● **PROVIDED INFORMATION**
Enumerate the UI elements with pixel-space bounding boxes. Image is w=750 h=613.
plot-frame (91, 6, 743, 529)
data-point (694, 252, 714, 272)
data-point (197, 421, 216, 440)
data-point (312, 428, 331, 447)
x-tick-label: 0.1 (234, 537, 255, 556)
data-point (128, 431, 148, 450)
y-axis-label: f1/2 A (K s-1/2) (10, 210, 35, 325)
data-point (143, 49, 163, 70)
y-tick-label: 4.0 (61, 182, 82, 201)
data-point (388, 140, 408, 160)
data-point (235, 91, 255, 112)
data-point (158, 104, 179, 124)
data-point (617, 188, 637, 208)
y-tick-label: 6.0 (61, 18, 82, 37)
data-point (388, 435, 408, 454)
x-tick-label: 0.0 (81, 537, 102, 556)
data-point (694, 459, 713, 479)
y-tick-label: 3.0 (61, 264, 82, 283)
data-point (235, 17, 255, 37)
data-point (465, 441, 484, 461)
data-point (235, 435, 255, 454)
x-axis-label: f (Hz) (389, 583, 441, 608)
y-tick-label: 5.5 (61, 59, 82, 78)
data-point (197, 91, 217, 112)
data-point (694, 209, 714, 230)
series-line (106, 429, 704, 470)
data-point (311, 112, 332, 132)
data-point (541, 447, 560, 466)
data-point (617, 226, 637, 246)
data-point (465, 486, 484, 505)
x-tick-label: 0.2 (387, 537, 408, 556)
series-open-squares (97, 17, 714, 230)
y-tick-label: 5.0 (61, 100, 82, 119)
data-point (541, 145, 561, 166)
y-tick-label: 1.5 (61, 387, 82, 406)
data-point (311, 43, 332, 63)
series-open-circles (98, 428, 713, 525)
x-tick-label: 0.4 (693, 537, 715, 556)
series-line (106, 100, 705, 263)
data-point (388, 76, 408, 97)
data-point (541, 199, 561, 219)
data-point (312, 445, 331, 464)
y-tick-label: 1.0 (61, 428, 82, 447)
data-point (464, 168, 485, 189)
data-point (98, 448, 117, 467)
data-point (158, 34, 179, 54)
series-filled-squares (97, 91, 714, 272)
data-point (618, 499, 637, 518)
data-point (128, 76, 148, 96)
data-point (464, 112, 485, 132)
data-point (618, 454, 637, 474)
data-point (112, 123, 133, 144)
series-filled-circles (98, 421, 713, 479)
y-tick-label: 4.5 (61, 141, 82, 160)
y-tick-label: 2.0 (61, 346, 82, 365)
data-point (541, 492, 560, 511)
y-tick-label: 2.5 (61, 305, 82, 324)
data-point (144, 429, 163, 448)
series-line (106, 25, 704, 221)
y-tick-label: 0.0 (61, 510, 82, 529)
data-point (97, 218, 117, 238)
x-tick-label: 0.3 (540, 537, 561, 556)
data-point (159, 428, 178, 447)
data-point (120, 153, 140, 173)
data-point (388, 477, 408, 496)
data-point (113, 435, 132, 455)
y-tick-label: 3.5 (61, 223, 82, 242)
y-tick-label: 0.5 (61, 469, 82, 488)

● **SHORT EXERCISE**
Substitute "fit-curve" for "series-line" throughout everything from the start of the records down to and including the line containing "data-point (144, 429, 163, 448)", changing nothing else. Give back only those lines.

● **RESPONSE TO THIS EXERCISE**
Enumerate the UI elements with pixel-space bounding boxes. Image is w=750 h=613.
plot-frame (91, 6, 743, 529)
data-point (694, 252, 714, 272)
data-point (197, 421, 216, 440)
data-point (312, 428, 331, 447)
x-tick-label: 0.1 (234, 537, 255, 556)
data-point (128, 431, 148, 450)
y-axis-label: f1/2 A (K s-1/2) (10, 210, 35, 325)
data-point (143, 49, 163, 70)
y-tick-label: 4.0 (61, 182, 82, 201)
data-point (388, 140, 408, 160)
data-point (235, 91, 255, 112)
data-point (158, 104, 179, 124)
data-point (617, 188, 637, 208)
y-tick-label: 6.0 (61, 18, 82, 37)
data-point (388, 435, 408, 454)
x-tick-label: 0.0 (81, 537, 102, 556)
data-point (694, 459, 713, 479)
y-tick-label: 3.0 (61, 264, 82, 283)
data-point (235, 17, 255, 37)
data-point (465, 441, 484, 461)
data-point (235, 435, 255, 454)
x-axis-label: f (Hz) (389, 583, 441, 608)
y-tick-label: 5.5 (61, 59, 82, 78)
data-point (197, 91, 217, 112)
data-point (694, 209, 714, 230)
fit-curve (106, 429, 704, 470)
data-point (311, 112, 332, 132)
data-point (541, 447, 560, 466)
data-point (617, 226, 637, 246)
data-point (465, 486, 484, 505)
x-tick-label: 0.2 (387, 537, 408, 556)
series-open-squares (97, 17, 714, 230)
y-tick-label: 5.0 (61, 100, 82, 119)
data-point (541, 145, 561, 166)
y-tick-label: 1.5 (61, 387, 82, 406)
data-point (311, 43, 332, 63)
series-open-circles (98, 428, 713, 525)
x-tick-label: 0.4 (693, 537, 715, 556)
fit-curve (106, 100, 705, 263)
data-point (388, 76, 408, 97)
data-point (541, 199, 561, 219)
data-point (312, 445, 331, 464)
y-tick-label: 1.0 (61, 428, 82, 447)
data-point (464, 168, 485, 189)
data-point (98, 448, 117, 467)
data-point (158, 34, 179, 54)
series-filled-squares (97, 91, 714, 272)
data-point (618, 499, 637, 518)
data-point (128, 76, 148, 96)
data-point (464, 112, 485, 132)
data-point (618, 454, 637, 474)
data-point (112, 123, 133, 144)
series-filled-circles (98, 421, 713, 479)
y-tick-label: 4.5 (61, 141, 82, 160)
y-tick-label: 2.0 (61, 346, 82, 365)
data-point (541, 492, 560, 511)
y-tick-label: 2.5 (61, 305, 82, 324)
data-point (144, 429, 163, 448)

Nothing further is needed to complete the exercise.